◆ EXERCISE OBJECTIVE
Identify all lines of the data containing the string "JSON" and copy them.

(Beginning of INFORMATION GIVEN)

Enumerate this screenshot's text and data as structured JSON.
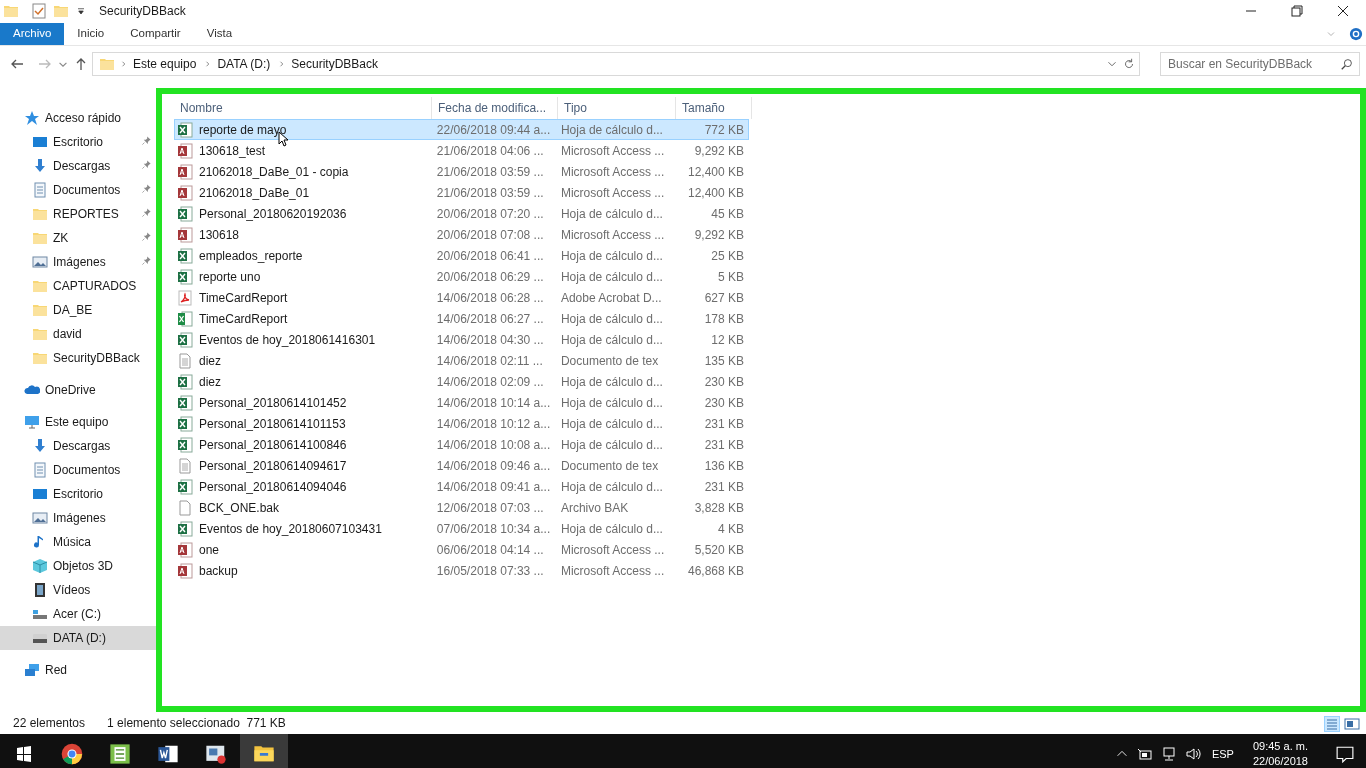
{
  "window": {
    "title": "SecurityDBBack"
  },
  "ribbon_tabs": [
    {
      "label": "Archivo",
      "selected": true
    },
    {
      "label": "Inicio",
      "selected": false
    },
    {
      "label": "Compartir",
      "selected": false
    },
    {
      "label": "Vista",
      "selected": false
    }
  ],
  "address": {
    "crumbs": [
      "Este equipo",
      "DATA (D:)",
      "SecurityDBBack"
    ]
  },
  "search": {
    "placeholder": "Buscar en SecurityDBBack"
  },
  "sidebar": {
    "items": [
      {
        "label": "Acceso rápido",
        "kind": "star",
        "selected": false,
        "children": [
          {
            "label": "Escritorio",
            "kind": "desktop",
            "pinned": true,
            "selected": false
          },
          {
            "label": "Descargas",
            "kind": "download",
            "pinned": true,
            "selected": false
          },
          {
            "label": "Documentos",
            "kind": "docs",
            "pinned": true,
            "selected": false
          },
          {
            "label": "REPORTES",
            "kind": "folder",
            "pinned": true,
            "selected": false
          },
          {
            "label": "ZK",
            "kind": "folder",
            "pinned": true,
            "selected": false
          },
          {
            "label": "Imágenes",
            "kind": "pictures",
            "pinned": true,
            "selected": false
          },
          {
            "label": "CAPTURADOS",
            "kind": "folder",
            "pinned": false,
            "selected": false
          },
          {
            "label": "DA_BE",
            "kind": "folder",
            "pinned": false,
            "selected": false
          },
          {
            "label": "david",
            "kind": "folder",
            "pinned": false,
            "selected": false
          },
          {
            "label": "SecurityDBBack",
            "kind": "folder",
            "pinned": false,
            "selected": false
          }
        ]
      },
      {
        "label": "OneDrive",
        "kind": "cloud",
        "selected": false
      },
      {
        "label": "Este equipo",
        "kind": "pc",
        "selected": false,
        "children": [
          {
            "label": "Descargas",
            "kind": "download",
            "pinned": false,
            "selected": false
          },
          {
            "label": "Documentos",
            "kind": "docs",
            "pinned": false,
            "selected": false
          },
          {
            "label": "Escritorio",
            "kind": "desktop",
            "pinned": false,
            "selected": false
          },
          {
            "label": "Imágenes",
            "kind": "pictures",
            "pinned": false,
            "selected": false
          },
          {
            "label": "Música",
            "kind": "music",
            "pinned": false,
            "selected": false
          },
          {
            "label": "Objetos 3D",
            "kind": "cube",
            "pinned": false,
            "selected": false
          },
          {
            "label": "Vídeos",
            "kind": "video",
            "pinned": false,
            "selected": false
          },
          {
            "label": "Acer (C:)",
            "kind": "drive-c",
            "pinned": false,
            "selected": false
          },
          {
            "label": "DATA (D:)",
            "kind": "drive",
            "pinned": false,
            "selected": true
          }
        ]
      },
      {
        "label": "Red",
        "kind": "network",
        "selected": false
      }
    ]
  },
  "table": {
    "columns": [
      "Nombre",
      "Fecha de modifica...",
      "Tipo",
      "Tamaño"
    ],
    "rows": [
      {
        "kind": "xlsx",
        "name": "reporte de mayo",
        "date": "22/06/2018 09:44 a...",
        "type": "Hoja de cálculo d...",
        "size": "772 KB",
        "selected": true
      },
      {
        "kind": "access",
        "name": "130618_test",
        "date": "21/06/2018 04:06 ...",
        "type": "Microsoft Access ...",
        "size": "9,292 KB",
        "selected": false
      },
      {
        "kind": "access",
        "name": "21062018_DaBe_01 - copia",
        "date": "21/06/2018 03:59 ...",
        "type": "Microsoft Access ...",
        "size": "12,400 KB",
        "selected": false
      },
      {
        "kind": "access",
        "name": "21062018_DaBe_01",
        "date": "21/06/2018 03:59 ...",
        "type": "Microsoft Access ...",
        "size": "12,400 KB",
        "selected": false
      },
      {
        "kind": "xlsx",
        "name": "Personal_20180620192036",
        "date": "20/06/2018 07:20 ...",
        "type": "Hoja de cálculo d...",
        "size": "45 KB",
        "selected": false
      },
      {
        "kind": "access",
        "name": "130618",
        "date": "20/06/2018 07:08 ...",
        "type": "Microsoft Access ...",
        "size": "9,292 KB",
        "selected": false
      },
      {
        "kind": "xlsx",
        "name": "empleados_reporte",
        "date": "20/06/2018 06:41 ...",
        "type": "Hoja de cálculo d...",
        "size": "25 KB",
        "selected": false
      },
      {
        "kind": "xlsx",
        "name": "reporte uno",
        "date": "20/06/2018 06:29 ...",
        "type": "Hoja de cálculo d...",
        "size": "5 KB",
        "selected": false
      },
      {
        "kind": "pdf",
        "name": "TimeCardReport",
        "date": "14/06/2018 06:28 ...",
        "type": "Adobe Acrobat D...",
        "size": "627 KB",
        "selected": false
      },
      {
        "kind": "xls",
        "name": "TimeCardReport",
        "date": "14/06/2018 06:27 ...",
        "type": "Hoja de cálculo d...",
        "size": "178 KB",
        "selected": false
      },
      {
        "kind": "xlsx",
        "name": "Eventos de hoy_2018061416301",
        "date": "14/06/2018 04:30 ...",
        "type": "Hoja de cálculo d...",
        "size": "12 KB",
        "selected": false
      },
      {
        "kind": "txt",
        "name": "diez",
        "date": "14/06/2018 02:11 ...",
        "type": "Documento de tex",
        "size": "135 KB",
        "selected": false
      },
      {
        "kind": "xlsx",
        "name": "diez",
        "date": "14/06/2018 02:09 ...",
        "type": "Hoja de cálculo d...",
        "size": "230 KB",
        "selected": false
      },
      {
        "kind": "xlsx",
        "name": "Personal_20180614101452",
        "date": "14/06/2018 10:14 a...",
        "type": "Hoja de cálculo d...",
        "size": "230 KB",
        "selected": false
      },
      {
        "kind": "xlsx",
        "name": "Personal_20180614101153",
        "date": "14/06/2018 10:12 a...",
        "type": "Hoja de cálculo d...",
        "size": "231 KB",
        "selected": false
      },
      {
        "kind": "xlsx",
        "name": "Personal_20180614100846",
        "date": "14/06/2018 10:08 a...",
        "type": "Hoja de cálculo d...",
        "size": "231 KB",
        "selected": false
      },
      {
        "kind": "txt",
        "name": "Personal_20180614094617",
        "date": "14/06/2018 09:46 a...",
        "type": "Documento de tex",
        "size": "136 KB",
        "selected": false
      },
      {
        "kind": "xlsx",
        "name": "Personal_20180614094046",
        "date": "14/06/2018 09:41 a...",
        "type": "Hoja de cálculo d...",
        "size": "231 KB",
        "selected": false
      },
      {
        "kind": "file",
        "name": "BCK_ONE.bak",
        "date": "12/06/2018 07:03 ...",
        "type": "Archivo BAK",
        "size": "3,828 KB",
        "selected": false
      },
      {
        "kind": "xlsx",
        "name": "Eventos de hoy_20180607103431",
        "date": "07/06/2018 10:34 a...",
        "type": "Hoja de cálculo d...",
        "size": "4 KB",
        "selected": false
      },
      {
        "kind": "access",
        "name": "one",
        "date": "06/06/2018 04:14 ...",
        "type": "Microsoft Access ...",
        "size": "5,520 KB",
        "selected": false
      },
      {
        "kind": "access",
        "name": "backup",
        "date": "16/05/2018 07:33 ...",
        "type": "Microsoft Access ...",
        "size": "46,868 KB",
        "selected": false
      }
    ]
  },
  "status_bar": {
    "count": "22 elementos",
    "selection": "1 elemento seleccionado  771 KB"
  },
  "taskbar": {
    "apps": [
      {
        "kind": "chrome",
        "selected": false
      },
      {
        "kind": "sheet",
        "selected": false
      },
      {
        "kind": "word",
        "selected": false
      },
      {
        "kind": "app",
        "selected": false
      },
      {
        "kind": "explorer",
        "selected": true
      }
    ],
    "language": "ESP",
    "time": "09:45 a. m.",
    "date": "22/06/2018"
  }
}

(End of INFORMATION GIVEN)
(Beginning of INFORMATION GIVEN)

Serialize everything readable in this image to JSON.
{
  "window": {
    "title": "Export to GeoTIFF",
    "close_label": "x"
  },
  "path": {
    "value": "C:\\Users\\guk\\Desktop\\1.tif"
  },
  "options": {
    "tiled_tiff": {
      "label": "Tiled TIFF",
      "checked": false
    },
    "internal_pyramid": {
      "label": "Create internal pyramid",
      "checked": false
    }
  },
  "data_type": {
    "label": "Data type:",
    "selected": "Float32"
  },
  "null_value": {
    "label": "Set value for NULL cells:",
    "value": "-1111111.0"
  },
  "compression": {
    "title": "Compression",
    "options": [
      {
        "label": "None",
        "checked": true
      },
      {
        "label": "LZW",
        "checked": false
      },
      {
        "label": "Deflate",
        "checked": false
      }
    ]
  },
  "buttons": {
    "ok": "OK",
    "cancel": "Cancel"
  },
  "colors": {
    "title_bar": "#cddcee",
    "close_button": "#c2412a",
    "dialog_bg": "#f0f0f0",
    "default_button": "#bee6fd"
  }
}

(End of INFORMATION GIVEN)

◆ RESULT FOR THIS EXERCISE
Enumerate this screenshot's text and data as structured JSON.
Serialize everything readable in this image to JSON.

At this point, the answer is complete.